▶ **Given exercise**
Make a verbatim copy of the entries below; pictures stay out.

(Entries with figure data)
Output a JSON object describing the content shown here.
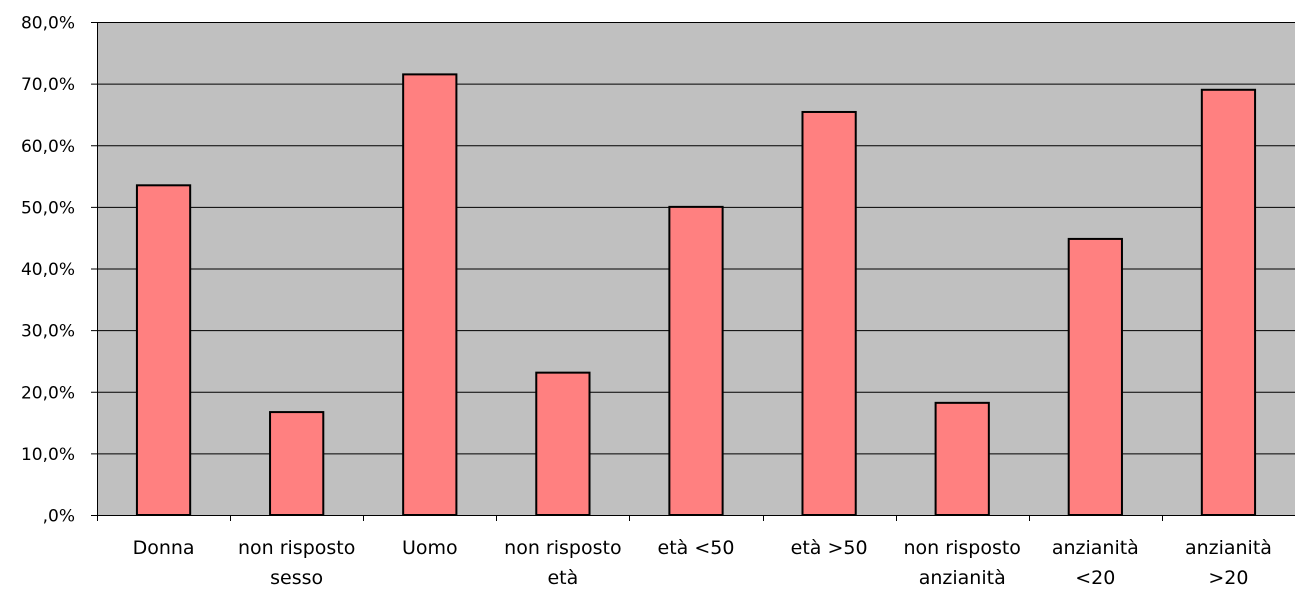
{
  "chart_data": {
    "type": "bar",
    "categories": [
      [
        "Donna"
      ],
      [
        "non risposto",
        "sesso"
      ],
      [
        "Uomo"
      ],
      [
        "non risposto",
        "età"
      ],
      [
        "età <50"
      ],
      [
        "età >50"
      ],
      [
        "non risposto",
        "anzianità"
      ],
      [
        "anzianità",
        "<20"
      ],
      [
        "anzianità",
        ">20"
      ]
    ],
    "values": [
      53.5,
      16.7,
      71.5,
      23.1,
      50.0,
      65.4,
      18.2,
      44.8,
      69.0
    ],
    "title": "",
    "xlabel": "",
    "ylabel": "",
    "ylim": [
      0,
      80
    ],
    "yticks": [
      0,
      10,
      20,
      30,
      40,
      50,
      60,
      70,
      80
    ],
    "ytick_labels": [
      ",0%",
      "10,0%",
      "20,0%",
      "30,0%",
      "40,0%",
      "50,0%",
      "60,0%",
      "70,0%",
      "80,0%"
    ],
    "grid": true,
    "legend": "none",
    "colors": {
      "bar_fill": "#ff8080",
      "bar_stroke": "#000000",
      "plot_background": "#c0c0c0",
      "grid": "#000000"
    }
  }
}
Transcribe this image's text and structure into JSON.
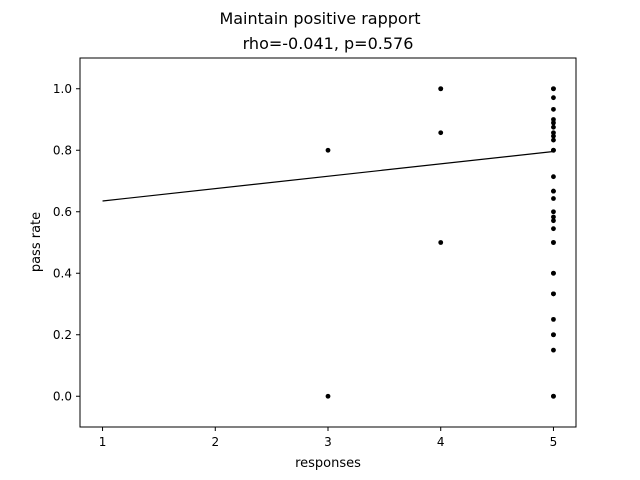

▶ **Result**
Output a JSON object describing the content shown here.
{
  "chart_data": {
    "type": "bar",
    "categories": [
      [
        "Donna"
      ],
      [
        "non risposto",
        "sesso"
      ],
      [
        "Uomo"
      ],
      [
        "non risposto",
        "età"
      ],
      [
        "età <50"
      ],
      [
        "età >50"
      ],
      [
        "non risposto",
        "anzianità"
      ],
      [
        "anzianità",
        "<20"
      ],
      [
        "anzianità",
        ">20"
      ]
    ],
    "values": [
      53.5,
      16.7,
      71.5,
      23.1,
      50.0,
      65.4,
      18.2,
      44.8,
      69.0
    ],
    "title": "",
    "xlabel": "",
    "ylabel": "",
    "ylim": [
      0,
      80
    ],
    "yticks": [
      0,
      10,
      20,
      30,
      40,
      50,
      60,
      70,
      80
    ],
    "ytick_labels": [
      ",0%",
      "10,0%",
      "20,0%",
      "30,0%",
      "40,0%",
      "50,0%",
      "60,0%",
      "70,0%",
      "80,0%"
    ],
    "grid": true,
    "legend": "none",
    "colors": {
      "bar_fill": "#ff8080",
      "bar_stroke": "#000000",
      "plot_background": "#c0c0c0",
      "grid": "#000000"
    }
  }
}
Transcribe this image's text and structure into JSON.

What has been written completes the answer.